*TASK OBJECTIVE*. Format the entries starting at the line that contains "package-label-correction: Correction [632,120,698,135]" and ending at the line that contains "name-parser-util: ParserUtil [75,541,135,553]" as a JSON list of strings, with one string per line and no blank lines.

*RECORDS FOR PROCESSING*.
--------------------------------
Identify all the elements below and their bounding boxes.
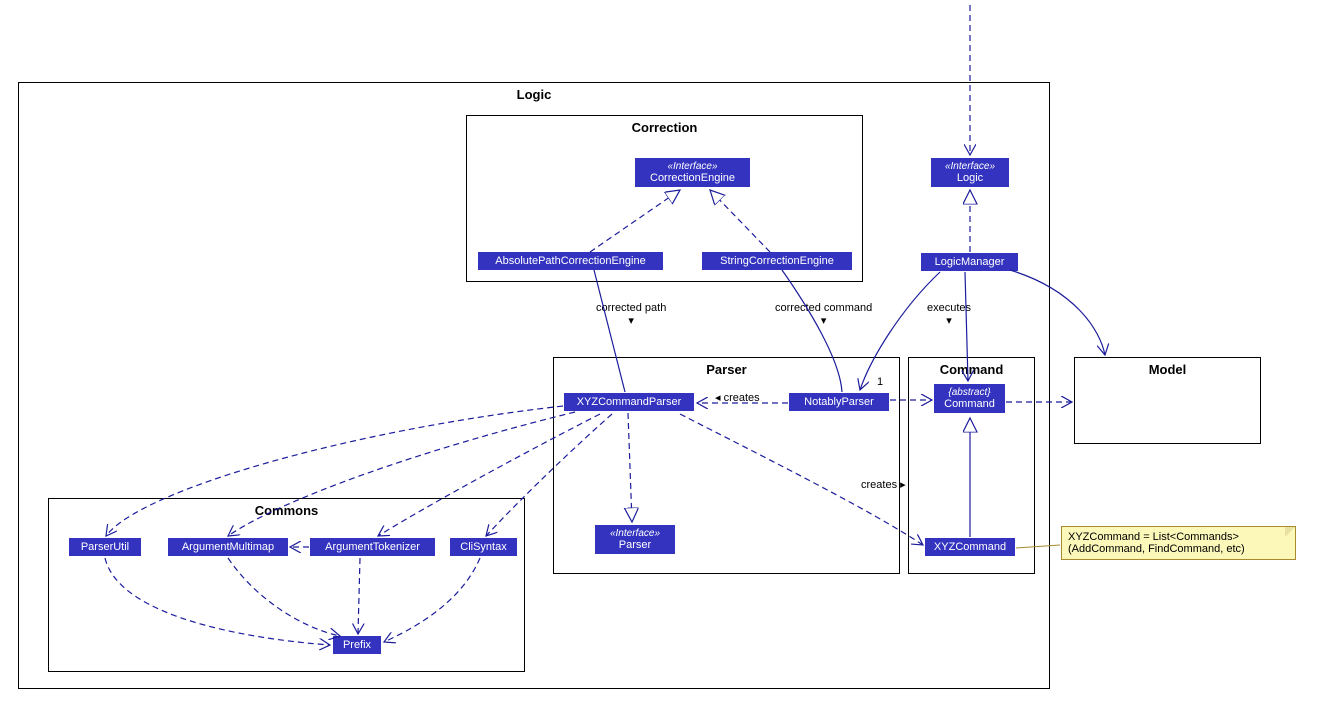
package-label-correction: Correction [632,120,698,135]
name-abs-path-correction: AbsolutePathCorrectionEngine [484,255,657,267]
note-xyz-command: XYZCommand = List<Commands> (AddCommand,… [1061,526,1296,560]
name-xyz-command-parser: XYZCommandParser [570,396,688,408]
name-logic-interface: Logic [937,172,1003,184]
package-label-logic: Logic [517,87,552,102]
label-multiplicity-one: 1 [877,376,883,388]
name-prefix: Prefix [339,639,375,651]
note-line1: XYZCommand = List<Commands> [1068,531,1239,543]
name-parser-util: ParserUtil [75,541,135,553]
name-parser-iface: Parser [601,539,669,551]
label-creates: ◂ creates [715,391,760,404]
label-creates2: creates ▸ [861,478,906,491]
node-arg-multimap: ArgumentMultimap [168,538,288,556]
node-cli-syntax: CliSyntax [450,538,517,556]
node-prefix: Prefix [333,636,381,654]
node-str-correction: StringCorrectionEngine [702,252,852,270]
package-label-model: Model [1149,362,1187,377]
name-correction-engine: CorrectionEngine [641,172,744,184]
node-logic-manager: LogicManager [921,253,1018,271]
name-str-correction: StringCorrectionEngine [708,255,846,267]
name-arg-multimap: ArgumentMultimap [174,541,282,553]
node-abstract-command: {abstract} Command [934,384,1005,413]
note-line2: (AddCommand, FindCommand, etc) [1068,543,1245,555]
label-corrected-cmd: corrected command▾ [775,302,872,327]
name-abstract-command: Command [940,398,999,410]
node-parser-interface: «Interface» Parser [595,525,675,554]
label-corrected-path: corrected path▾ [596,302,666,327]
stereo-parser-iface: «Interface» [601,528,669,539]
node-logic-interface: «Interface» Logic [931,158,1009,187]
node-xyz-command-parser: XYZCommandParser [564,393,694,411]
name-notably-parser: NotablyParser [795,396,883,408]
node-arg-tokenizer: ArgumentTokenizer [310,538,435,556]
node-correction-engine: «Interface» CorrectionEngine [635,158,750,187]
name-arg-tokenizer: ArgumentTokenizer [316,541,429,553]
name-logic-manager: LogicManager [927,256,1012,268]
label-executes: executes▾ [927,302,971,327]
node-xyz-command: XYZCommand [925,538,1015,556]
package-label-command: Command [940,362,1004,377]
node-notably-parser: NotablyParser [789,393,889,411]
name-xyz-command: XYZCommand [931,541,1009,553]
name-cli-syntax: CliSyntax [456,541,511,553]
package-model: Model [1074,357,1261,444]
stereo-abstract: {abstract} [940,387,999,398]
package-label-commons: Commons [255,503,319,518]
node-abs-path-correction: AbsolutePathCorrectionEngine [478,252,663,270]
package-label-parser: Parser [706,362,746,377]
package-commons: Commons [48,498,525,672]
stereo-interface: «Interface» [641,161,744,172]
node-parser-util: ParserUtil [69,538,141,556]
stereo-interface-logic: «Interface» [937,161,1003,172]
--------------------------------
*COMPLETED TASK*.
[
  "package-label-correction: Correction [632,120,698,135]",
  "name-abs-path-correction: AbsolutePathCorrectionEngine [484,255,657,267]",
  "note-xyz-command: XYZCommand = List<Commands> (AddCommand,… [1061,526,1296,560]",
  "name-xyz-command-parser: XYZCommandParser [570,396,688,408]",
  "name-logic-interface: Logic [937,172,1003,184]",
  "package-label-logic: Logic [517,87,552,102]",
  "label-multiplicity-one: 1 [877,376,883,388]",
  "name-prefix: Prefix [339,639,375,651]",
  "note-line1: XYZCommand = List<Commands> [1068,531,1239,543]",
  "name-parser-util: ParserUtil [75,541,135,553]"
]